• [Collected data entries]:
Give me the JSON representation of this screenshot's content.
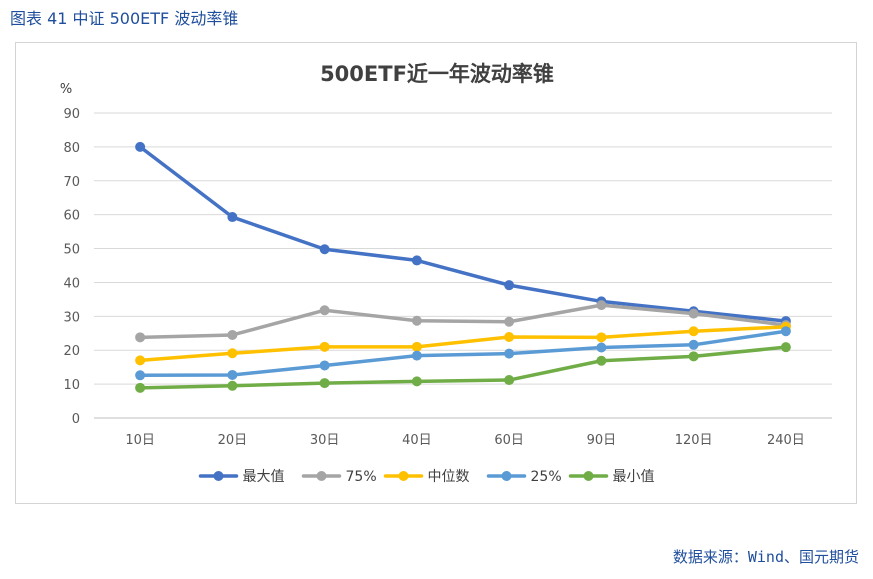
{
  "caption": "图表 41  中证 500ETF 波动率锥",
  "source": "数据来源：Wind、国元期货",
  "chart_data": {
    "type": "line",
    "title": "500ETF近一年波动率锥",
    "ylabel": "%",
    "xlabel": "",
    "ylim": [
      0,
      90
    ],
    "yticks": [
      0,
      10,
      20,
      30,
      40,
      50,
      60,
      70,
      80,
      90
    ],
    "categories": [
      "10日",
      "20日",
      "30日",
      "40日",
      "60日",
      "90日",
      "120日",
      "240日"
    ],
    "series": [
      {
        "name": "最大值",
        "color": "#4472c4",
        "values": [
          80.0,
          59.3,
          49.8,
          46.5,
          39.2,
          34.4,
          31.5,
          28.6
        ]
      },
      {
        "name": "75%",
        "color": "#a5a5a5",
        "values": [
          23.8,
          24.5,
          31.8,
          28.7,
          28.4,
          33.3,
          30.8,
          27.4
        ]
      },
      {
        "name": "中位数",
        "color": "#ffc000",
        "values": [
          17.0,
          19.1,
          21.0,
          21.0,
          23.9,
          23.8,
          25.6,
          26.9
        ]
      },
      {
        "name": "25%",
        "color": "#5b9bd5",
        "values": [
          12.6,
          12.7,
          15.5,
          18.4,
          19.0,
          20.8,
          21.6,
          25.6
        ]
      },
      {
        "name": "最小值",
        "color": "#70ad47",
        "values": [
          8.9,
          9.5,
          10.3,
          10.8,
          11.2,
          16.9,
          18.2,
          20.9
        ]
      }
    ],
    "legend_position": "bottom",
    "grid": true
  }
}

...

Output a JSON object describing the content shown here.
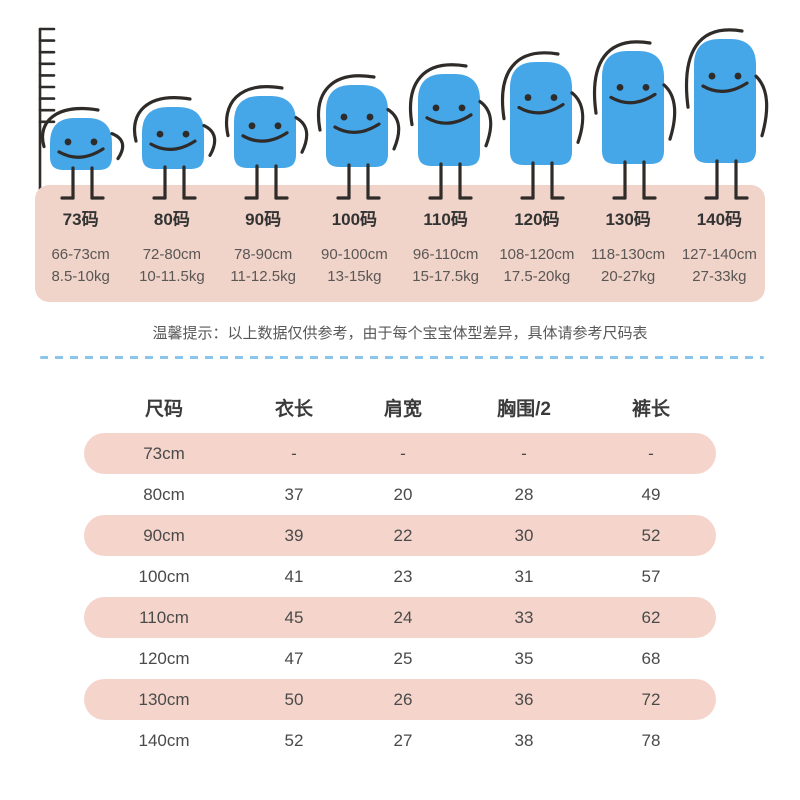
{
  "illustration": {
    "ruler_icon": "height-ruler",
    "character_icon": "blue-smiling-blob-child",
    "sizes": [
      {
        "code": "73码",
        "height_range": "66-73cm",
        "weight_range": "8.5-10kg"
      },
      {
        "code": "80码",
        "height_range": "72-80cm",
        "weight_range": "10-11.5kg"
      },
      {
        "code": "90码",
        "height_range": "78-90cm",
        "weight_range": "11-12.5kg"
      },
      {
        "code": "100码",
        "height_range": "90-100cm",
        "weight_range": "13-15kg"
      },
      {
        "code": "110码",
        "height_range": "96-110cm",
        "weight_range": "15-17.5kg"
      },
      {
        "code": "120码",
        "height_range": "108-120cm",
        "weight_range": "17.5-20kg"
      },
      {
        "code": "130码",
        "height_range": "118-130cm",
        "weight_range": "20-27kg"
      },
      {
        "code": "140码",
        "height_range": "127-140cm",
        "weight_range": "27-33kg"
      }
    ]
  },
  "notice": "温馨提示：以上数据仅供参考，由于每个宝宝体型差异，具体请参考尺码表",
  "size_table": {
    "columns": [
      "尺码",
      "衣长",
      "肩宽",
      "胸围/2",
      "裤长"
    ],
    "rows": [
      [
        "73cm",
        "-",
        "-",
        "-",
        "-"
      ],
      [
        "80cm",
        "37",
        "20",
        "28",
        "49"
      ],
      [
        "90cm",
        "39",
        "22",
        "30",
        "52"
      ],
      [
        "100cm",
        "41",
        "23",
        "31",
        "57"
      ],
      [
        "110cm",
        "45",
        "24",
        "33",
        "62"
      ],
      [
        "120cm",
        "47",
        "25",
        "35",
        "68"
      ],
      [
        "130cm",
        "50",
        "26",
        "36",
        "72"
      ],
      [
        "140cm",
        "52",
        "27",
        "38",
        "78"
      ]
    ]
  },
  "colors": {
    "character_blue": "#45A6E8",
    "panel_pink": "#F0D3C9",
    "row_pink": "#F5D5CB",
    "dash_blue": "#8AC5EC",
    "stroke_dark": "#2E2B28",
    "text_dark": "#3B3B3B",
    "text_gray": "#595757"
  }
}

• [What is required]: Where a line of the material above holds the string "name", copy that line.

• [Written response]:
        "name": "最大值",
        "name": "75%",
        "name": "中位数",
        "name": "25%",
        "name": "最小值",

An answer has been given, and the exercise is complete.